*Job*.
Go through the listing below and list every line with "within".

(Dataset entries)
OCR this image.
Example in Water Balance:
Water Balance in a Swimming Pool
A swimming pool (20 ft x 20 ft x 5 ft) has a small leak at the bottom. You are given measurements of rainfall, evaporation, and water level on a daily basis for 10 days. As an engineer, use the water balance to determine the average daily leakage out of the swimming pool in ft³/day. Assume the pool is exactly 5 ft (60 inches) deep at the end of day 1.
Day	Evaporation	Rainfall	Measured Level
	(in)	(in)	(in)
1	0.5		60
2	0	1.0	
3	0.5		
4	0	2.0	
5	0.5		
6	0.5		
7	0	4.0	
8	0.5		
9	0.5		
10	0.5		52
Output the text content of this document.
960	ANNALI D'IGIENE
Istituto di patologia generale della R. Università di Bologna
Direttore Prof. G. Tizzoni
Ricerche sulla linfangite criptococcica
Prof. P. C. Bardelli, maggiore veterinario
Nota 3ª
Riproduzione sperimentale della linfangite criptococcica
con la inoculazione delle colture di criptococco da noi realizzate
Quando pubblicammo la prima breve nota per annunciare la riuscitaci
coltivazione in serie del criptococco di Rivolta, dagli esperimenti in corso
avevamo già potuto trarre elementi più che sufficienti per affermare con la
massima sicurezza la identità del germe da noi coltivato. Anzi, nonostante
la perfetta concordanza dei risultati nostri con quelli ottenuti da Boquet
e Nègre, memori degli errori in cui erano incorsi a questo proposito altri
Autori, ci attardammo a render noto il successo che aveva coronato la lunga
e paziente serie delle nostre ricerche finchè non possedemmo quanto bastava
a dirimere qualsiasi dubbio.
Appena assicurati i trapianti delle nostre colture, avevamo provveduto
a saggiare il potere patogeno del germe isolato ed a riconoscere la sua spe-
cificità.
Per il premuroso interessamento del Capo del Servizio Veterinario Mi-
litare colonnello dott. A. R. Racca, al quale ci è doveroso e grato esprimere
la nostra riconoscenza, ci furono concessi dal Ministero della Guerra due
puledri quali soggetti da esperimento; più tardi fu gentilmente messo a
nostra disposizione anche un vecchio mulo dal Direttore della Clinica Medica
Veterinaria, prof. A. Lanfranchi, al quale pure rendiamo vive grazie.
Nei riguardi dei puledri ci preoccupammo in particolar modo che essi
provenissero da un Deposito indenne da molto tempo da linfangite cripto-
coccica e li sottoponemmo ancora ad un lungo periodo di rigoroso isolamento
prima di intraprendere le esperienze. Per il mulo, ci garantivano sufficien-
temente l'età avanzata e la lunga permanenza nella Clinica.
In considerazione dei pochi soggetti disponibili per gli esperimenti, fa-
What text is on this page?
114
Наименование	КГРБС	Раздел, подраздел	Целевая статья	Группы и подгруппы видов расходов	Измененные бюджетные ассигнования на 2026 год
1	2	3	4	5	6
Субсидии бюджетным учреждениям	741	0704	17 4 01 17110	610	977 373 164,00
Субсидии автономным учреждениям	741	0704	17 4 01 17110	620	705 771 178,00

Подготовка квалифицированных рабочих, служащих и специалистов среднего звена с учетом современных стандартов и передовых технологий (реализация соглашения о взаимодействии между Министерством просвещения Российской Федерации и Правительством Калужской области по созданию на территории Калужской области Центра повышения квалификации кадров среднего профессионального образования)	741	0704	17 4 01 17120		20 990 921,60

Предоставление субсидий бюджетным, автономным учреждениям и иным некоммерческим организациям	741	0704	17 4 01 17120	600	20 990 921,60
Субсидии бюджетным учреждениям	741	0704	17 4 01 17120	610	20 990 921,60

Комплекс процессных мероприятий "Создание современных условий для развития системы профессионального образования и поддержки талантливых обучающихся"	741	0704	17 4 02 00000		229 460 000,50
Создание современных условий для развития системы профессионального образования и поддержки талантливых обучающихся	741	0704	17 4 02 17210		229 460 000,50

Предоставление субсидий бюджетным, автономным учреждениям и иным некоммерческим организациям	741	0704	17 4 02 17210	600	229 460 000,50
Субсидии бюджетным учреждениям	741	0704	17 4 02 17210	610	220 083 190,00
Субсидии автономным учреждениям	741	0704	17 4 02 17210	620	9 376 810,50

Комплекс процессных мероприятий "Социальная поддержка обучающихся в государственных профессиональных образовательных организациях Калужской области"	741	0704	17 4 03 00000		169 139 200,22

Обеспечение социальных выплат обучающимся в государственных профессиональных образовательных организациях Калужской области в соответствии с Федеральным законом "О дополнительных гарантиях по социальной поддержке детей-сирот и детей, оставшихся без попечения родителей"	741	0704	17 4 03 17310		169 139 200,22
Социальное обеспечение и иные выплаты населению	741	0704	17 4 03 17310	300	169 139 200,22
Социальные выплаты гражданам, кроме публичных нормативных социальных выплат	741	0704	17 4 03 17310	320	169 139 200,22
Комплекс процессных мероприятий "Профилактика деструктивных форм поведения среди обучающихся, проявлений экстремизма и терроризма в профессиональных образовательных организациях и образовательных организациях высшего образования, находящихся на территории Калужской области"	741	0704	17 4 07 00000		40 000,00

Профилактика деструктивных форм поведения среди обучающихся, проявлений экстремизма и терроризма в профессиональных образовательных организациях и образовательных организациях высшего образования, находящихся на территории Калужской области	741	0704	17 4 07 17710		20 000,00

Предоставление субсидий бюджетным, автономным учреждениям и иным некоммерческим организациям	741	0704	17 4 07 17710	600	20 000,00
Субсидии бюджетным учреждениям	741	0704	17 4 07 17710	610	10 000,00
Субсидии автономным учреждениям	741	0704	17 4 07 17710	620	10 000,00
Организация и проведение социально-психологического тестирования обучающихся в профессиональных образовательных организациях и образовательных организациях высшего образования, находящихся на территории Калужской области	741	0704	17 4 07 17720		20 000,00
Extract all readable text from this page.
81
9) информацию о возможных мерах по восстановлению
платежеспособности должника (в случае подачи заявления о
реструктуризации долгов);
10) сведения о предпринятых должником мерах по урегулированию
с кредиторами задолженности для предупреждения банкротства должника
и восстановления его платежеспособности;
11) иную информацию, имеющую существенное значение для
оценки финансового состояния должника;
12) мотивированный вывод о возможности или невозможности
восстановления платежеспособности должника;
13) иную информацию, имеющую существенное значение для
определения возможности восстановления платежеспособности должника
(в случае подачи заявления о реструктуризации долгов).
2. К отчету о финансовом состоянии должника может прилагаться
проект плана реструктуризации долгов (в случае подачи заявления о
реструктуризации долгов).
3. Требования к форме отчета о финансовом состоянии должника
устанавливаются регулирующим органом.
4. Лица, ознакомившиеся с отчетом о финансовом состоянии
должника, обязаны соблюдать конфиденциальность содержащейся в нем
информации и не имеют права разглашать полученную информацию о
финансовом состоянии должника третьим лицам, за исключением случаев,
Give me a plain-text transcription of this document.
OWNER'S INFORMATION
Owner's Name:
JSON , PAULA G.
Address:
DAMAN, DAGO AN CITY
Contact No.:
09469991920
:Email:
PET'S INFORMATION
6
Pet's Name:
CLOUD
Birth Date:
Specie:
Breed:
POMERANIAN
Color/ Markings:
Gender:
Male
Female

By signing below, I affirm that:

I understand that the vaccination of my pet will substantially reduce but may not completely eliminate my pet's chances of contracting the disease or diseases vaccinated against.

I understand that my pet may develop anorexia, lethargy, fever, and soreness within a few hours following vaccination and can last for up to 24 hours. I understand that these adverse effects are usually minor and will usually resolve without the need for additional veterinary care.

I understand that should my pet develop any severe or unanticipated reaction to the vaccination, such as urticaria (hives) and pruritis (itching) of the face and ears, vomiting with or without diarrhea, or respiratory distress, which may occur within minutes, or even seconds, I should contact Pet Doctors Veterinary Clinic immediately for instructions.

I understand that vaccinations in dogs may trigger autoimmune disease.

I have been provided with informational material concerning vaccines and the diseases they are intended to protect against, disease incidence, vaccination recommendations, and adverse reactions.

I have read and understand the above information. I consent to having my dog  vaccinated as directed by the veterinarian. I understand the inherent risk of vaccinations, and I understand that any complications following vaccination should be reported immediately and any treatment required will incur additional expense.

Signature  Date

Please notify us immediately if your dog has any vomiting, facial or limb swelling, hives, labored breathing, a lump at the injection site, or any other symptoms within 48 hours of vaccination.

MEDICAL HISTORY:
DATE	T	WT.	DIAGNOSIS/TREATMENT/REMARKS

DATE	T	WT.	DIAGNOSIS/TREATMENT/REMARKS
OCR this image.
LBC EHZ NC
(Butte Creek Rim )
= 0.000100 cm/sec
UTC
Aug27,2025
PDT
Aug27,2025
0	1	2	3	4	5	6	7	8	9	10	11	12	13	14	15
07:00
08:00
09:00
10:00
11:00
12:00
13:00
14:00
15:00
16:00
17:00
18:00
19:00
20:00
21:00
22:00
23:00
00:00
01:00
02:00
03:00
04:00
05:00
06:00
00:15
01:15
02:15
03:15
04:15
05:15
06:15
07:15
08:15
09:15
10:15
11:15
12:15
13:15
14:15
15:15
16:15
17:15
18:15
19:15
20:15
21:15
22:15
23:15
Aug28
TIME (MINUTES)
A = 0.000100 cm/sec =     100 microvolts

*Final result*.
I understand that my pet may develop anorexia, lethargy, fever, and soreness within a few hours following vaccination and can last for up to 24 hours. I understand that these adverse effects are usually minor and will usually resolve without the need for additional veterinary care.
I understand that should my pet develop any severe or unanticipated reaction to the vaccination, such as urticaria (hives) and pruritis (itching) of the face and ears, vomiting with or without diarrhea, or respiratory distress, which may occur within minutes, or even seconds, I should contact Pet Doctors Veterinary Clinic immediately for instructions.
Please notify us immediately if your dog has any vomiting, facial or limb swelling, hives, labored breathing, a lump at the injection site, or any other symptoms within 48 hours of vaccination.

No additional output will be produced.